◆ PROBLEM REQUIREMENTS
Will you give the material below again, every line exactly as it is?

◆ RAW RECORDS
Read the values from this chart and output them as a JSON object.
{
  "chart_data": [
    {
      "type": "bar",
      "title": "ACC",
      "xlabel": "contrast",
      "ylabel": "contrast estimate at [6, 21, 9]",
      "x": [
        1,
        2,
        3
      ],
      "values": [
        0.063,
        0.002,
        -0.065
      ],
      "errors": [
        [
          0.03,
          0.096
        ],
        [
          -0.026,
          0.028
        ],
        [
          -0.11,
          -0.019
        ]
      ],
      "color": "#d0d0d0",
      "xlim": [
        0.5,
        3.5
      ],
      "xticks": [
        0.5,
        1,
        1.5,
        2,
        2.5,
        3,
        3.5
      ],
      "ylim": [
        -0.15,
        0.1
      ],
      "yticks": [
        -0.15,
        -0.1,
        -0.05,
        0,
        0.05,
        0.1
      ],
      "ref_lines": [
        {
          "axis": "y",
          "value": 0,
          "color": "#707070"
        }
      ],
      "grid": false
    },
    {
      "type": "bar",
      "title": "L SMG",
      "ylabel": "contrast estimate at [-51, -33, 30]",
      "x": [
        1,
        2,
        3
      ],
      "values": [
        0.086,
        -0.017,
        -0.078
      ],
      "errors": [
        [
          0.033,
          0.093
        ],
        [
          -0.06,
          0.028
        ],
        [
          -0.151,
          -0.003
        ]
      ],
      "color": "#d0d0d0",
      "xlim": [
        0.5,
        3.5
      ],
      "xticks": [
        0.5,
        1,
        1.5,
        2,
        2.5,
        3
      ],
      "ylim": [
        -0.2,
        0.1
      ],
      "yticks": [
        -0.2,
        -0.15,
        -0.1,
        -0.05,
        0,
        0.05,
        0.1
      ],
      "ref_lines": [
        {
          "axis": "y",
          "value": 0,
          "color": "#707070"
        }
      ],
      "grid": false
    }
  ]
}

◆ RESPONSE TO THIS TASK
Read the values from this chart and output them as a JSON object.
{
  "chart_data": [
    {
      "type": "bar",
      "title": "ACC",
      "xlabel": "contrast",
      "ylabel": "contrast estimate at [6, 21, 9]",
      "x": [
        1,
        2,
        3
      ],
      "values": [
        0.063,
        0.002,
        -0.065
      ],
      "errors": [
        [
          0.03,
          0.096
        ],
        [
          -0.026,
          0.028
        ],
        [
          -0.11,
          -0.019
        ]
      ],
      "color": "#d0d0d0",
      "xlim": [
        0.5,
        3.5
      ],
      "xticks": [
        0.5,
        1,
        1.5,
        2,
        2.5,
        3,
        3.5
      ],
      "ylim": [
        -0.15,
        0.1
      ],
      "yticks": [
        -0.15,
        -0.1,
        -0.05,
        0,
        0.05,
        0.1
      ],
      "ref_lines": [
        {
          "axis": "y",
          "value": 0,
          "color": "#707070"
        }
      ],
      "grid": false
    },
    {
      "type": "bar",
      "title": "L SMG",
      "ylabel": "contrast estimate at [-51, -33, 30]",
      "x": [
        1,
        2,
        3
      ],
      "values": [
        0.086,
        -0.017,
        -0.078
      ],
      "errors": [
        [
          0.033,
          0.093
        ],
        [
          -0.06,
          0.028
        ],
        [
          -0.151,
          -0.003
        ]
      ],
      "color": "#d0d0d0",
      "xlim": [
        0.5,
        3.5
      ],
      "xticks": [
        0.5,
        1,
        1.5,
        2,
        2.5,
        3
      ],
      "ylim": [
        -0.2,
        0.1
      ],
      "yticks": [
        -0.2,
        -0.15,
        -0.1,
        -0.05,
        0,
        0.05,
        0.1
      ],
      "ref_lines": [
        {
          "axis": "y",
          "value": 0,
          "color": "#707070"
        }
      ],
      "grid": false
    }
  ]
}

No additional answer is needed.